[INPUT MATERIAL]:
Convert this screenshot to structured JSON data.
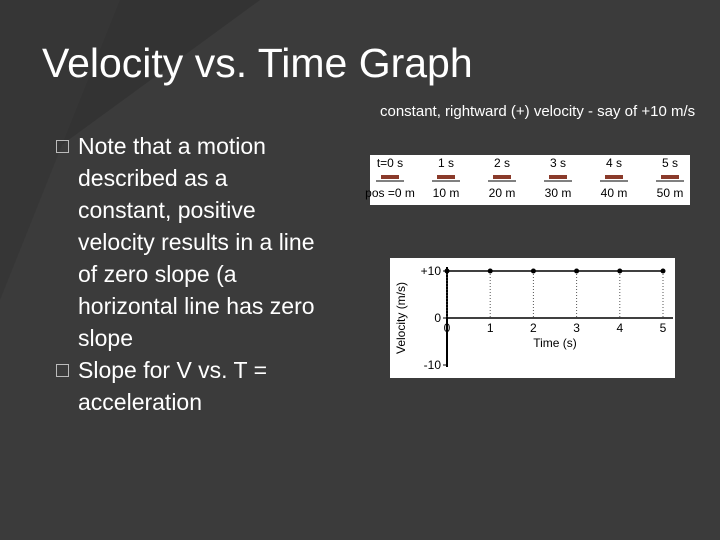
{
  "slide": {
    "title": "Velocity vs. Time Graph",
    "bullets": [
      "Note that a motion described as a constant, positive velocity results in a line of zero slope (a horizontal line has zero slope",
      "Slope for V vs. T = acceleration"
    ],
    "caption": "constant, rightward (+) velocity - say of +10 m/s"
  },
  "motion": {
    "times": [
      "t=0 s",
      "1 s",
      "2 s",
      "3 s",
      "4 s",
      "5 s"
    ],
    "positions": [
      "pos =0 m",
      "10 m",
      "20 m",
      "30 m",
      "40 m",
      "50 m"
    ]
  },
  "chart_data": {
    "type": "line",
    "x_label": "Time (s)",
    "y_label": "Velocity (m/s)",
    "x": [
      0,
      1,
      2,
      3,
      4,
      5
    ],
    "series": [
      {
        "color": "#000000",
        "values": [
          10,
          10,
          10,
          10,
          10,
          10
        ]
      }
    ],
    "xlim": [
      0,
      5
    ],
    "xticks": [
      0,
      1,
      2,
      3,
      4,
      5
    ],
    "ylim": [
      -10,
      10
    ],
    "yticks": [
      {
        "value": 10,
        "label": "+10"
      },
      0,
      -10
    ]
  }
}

[TASK STATEMENT]:
Each line containing "constant" counts once; state the total number of such lines and nothing else.

[WRITTEN RESPONSE]:
2